**Task to complete**
Wherever the word "factors" appears in a line, copy that line.

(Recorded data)
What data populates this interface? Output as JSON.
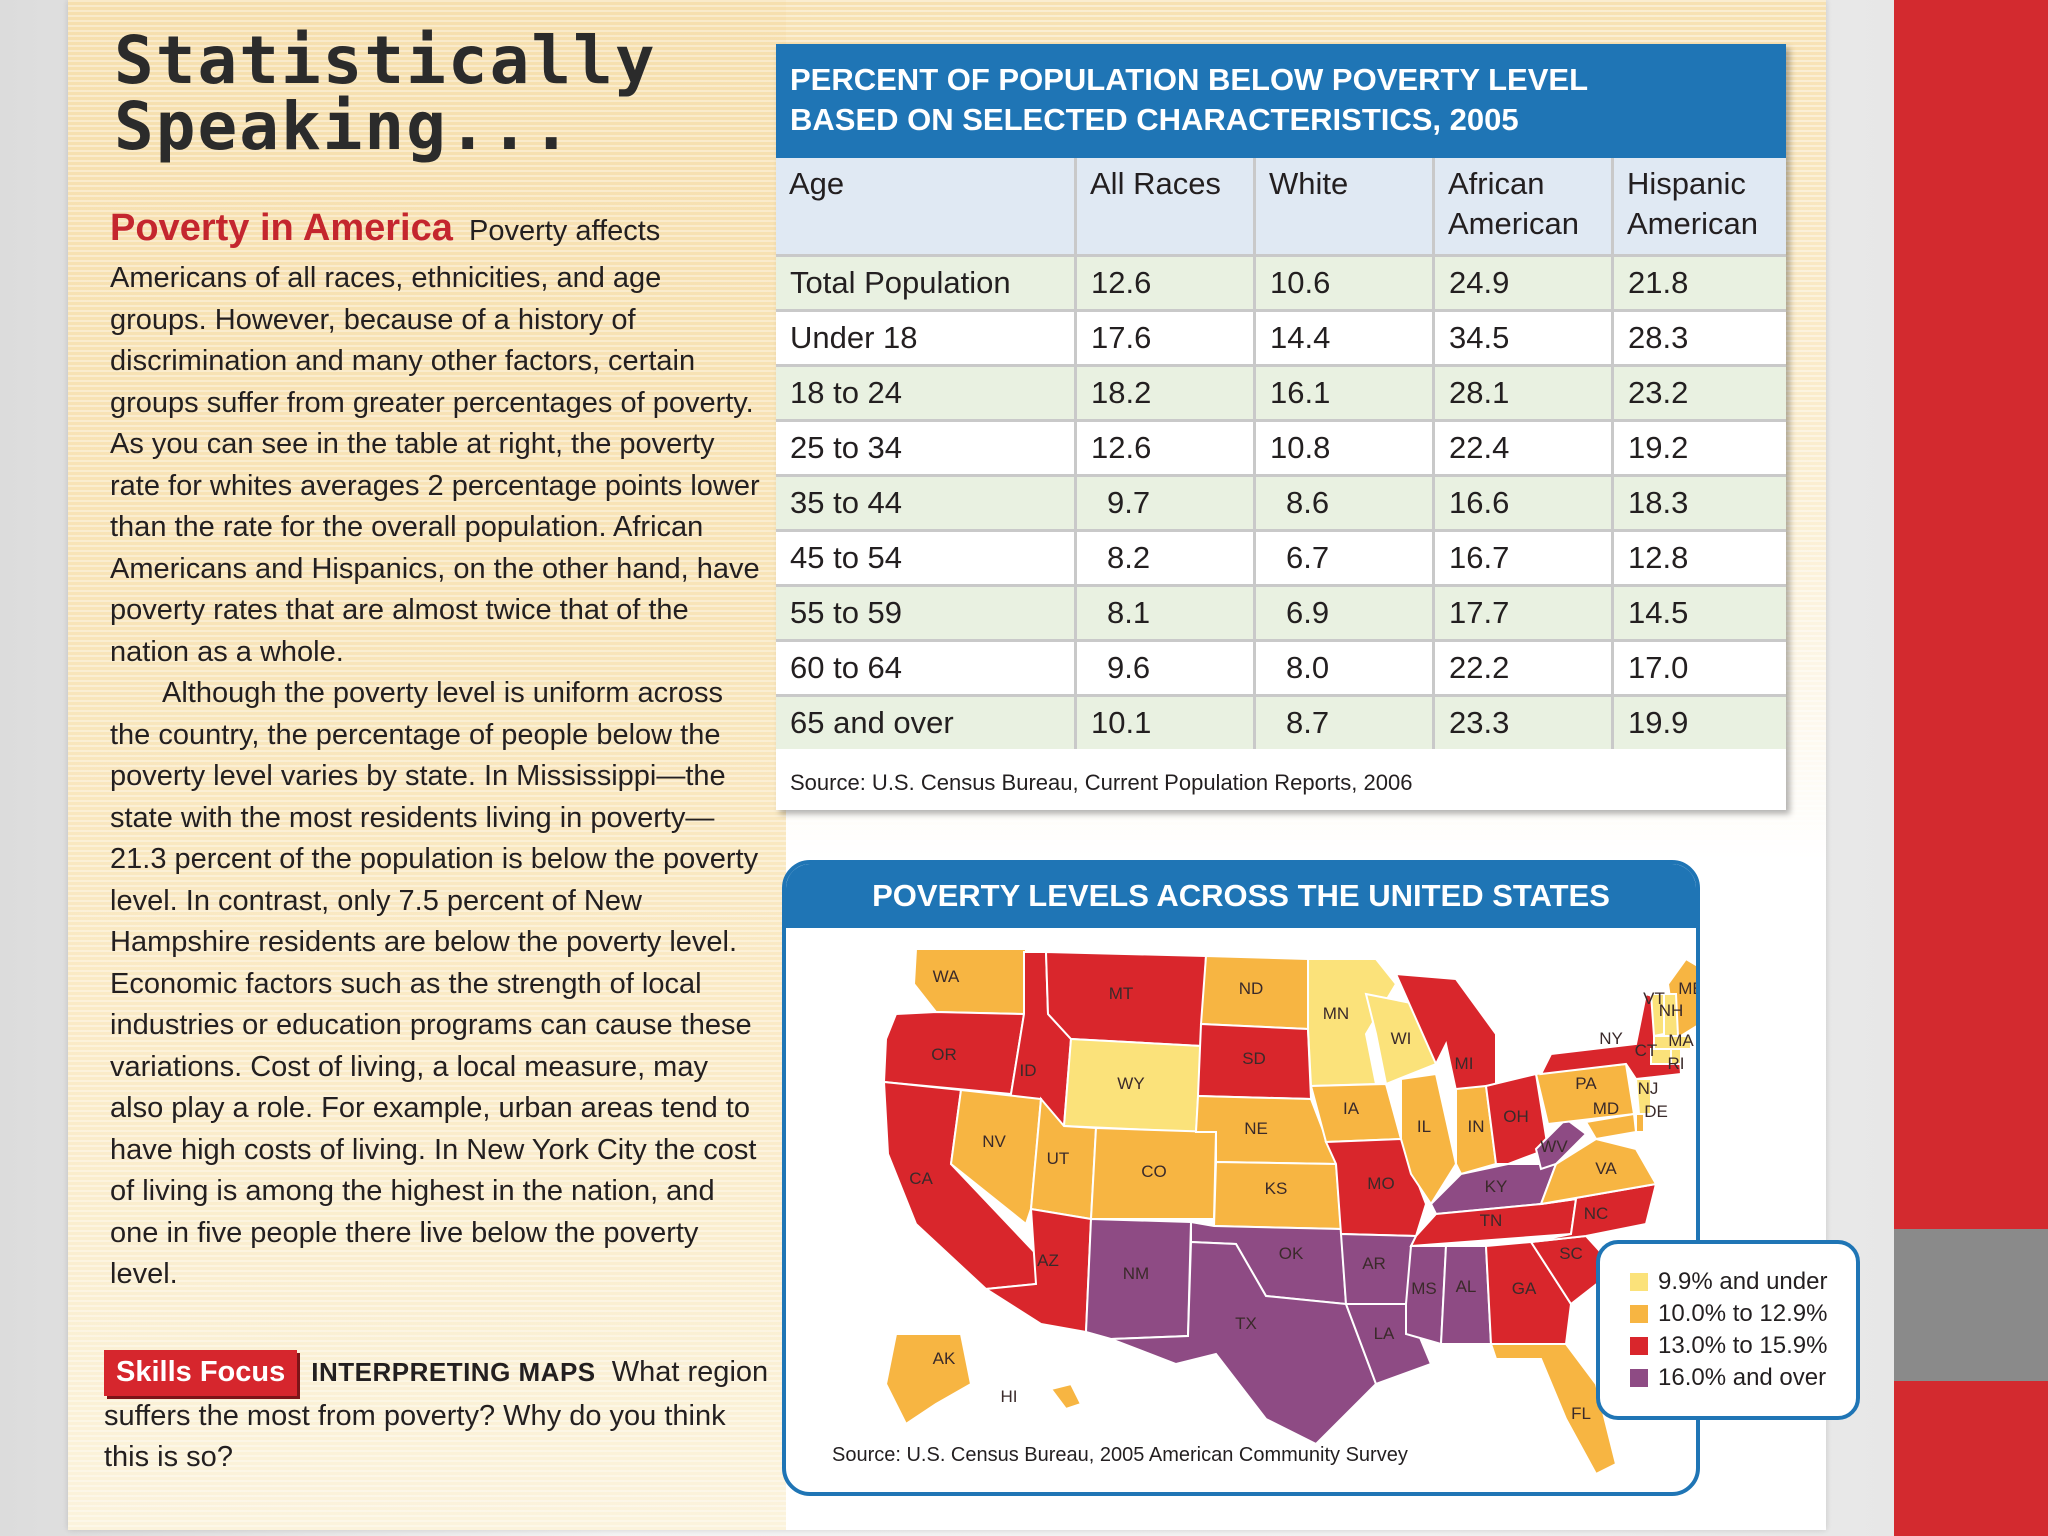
{
  "title": {
    "line1": "Statistically",
    "line2": "Speaking..."
  },
  "article": {
    "heading": "Poverty in America",
    "para1_lead": "Poverty affects",
    "para1": "Americans of all races, ethnicities, and age groups. However, because of a history of discrimination and many other factors, certain groups suffer from greater percentages of poverty. As you can see in the table at right, the poverty rate for whites averages 2 percentage points lower than the rate for the overall population. African Americans and Hispanics, on the other hand, have poverty rates that are almost twice that of the nation as a whole.",
    "para2": "Although the poverty level is uniform across the country, the percentage of people below the poverty level varies by state. In Mississippi—the state with the most residents living in poverty—21.3 percent of the population is below the poverty level. In contrast, only 7.5 percent of New Hampshire residents are below the poverty level. Economic factors such as the strength of local industries or education programs can cause these variations. Cost of living, a local measure, may also play a role. For example, urban areas tend to have high costs of living. In New York City the cost of living is among the highest in the nation, and one in five people there live below the poverty level."
  },
  "skills": {
    "badge": "Skills Focus",
    "label": "INTERPRETING MAPS",
    "question": "What region suffers the most from poverty? Why do you think this is so?"
  },
  "table": {
    "title_line1": "PERCENT OF POPULATION BELOW POVERTY LEVEL",
    "title_line2": "BASED ON SELECTED CHARACTERISTICS, 2005",
    "headers": [
      "Age",
      "All Races",
      "White",
      "African American",
      "Hispanic American"
    ],
    "rows": [
      [
        "Total Population",
        "12.6",
        "10.6",
        "24.9",
        "21.8"
      ],
      [
        "Under 18",
        "17.6",
        "14.4",
        "34.5",
        "28.3"
      ],
      [
        "18 to 24",
        "18.2",
        "16.1",
        "28.1",
        "23.2"
      ],
      [
        "25 to 34",
        "12.6",
        "10.8",
        "22.4",
        "19.2"
      ],
      [
        "35 to 44",
        "9.7",
        "8.6",
        "16.6",
        "18.3"
      ],
      [
        "45 to 54",
        "8.2",
        "6.7",
        "16.7",
        "12.8"
      ],
      [
        "55 to 59",
        "8.1",
        "6.9",
        "17.7",
        "14.5"
      ],
      [
        "60 to 64",
        "9.6",
        "8.0",
        "22.2",
        "17.0"
      ],
      [
        "65 and over",
        "10.1",
        "8.7",
        "23.3",
        "19.9"
      ]
    ],
    "source": "Source: U.S. Census Bureau, Current Population Reports, 2006"
  },
  "map": {
    "title": "POVERTY LEVELS ACROSS THE UNITED STATES",
    "source": "Source: U.S. Census Bureau, 2005 American Community Survey",
    "colors": {
      "low": "#fbe27a",
      "mid": "#f7b542",
      "high": "#d9262c",
      "top": "#8e4b84"
    },
    "legend": [
      "9.9% and under",
      "10.0% to 12.9%",
      "13.0% to 15.9%",
      "16.0% and over"
    ],
    "states": [
      "WA",
      "OR",
      "CA",
      "ID",
      "NV",
      "MT",
      "WY",
      "UT",
      "CO",
      "AZ",
      "NM",
      "ND",
      "SD",
      "NE",
      "KS",
      "OK",
      "TX",
      "MN",
      "IA",
      "MO",
      "AR",
      "LA",
      "WI",
      "IL",
      "MI",
      "IN",
      "OH",
      "KY",
      "TN",
      "MS",
      "AL",
      "GA",
      "FL",
      "SC",
      "NC",
      "VA",
      "WV",
      "PA",
      "NY",
      "ME",
      "VT",
      "NH",
      "MA",
      "CT",
      "RI",
      "NJ",
      "MD",
      "DE",
      "AK",
      "HI"
    ]
  }
}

**The result**
    "para1": "Americans of all races, ethnicities, and age groups. However, because of a history of discrimination and many other factors, certain groups suffer from greater percentages of poverty. As you can see in the table at right, the poverty rate for whites averages 2 percentage points lower than the rate for the overall population. African Americans and Hispanics, on the other hand, have poverty rates that are almost twice that of the nation as a whole.",
    "para2": "Although the poverty level is uniform across the country, the percentage of people below the poverty level varies by state. In Mississippi—the state with the most residents living in poverty—21.3 percent of the population is below the poverty level. In contrast, only 7.5 percent of New Hampshire residents are below the poverty level. Economic factors such as the strength of local industries or education programs can cause these variations. Cost of living, a local measure, may also play a role. For example, urban areas tend to have high costs of living. In New York City the cost of living is among the highest in the nation, and one in five people there live below the poverty level."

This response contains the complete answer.